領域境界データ
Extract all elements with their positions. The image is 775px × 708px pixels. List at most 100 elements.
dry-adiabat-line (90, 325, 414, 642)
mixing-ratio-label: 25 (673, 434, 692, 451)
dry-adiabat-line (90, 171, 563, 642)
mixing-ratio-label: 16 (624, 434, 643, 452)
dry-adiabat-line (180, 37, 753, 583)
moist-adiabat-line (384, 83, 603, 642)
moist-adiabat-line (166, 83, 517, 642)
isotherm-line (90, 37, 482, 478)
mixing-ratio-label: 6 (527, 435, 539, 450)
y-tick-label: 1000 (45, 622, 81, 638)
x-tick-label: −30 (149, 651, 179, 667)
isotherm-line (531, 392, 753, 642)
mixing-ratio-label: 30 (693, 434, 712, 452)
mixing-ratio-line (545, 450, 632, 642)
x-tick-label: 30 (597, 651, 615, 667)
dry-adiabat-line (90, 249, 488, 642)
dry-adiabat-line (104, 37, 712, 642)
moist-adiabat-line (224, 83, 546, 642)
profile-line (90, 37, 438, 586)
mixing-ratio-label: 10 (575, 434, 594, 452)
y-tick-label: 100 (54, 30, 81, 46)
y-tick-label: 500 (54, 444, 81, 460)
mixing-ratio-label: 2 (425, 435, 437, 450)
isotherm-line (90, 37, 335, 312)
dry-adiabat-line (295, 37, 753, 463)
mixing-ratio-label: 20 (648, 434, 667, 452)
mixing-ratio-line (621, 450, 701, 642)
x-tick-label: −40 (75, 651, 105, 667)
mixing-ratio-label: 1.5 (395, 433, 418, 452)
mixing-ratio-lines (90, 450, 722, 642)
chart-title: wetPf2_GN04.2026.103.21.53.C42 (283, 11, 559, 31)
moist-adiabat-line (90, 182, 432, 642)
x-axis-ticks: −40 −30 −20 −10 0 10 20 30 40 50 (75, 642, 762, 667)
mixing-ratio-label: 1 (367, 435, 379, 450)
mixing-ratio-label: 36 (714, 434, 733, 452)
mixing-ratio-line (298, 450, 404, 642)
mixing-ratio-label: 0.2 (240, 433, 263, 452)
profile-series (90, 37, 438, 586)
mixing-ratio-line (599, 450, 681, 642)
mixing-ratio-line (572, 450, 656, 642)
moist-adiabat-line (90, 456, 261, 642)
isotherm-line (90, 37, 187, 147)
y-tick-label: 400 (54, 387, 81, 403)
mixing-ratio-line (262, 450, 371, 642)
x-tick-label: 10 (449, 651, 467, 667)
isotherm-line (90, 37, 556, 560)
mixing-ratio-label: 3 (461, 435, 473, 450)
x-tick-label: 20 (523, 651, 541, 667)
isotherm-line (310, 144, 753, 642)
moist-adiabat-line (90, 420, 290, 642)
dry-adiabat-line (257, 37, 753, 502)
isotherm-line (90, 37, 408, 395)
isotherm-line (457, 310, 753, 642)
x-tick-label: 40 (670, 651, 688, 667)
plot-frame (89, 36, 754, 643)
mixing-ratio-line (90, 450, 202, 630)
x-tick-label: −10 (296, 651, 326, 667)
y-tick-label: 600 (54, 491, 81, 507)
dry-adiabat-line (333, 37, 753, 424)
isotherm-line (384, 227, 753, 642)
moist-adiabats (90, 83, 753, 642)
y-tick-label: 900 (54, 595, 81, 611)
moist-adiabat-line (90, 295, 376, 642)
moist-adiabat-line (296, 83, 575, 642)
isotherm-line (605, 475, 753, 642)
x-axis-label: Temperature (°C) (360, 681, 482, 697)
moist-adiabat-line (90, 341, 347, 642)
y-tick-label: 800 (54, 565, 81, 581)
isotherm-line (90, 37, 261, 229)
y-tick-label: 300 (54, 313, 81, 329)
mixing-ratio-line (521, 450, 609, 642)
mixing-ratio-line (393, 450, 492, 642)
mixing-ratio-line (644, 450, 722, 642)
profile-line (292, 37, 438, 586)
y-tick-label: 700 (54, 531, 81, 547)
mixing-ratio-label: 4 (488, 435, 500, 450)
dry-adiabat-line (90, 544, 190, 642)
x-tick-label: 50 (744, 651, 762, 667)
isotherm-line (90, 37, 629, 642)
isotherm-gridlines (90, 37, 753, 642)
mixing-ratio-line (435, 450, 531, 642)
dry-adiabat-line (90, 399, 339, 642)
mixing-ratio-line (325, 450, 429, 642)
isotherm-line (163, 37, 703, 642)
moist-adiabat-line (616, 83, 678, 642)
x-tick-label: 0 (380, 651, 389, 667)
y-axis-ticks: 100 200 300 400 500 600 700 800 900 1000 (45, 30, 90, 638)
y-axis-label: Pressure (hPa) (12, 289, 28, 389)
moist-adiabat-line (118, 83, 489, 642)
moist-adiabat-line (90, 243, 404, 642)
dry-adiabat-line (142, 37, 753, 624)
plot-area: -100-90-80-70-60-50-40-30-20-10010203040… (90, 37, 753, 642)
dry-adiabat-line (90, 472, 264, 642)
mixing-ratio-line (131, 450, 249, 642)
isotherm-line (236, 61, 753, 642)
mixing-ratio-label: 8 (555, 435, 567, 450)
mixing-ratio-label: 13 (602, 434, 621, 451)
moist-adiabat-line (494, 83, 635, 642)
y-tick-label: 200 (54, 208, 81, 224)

*実行する指示*: 上のリストで文字列 `ticks` を含む行をすべて見つけ、それらの行をそのまま書き写すこと。

*結果*:
x-axis-ticks: −40 −30 −20 −10 0 10 20 30 40 50 (75, 642, 762, 667)
y-axis-ticks: 100 200 300 400 500 600 700 800 900 1000 (45, 30, 90, 638)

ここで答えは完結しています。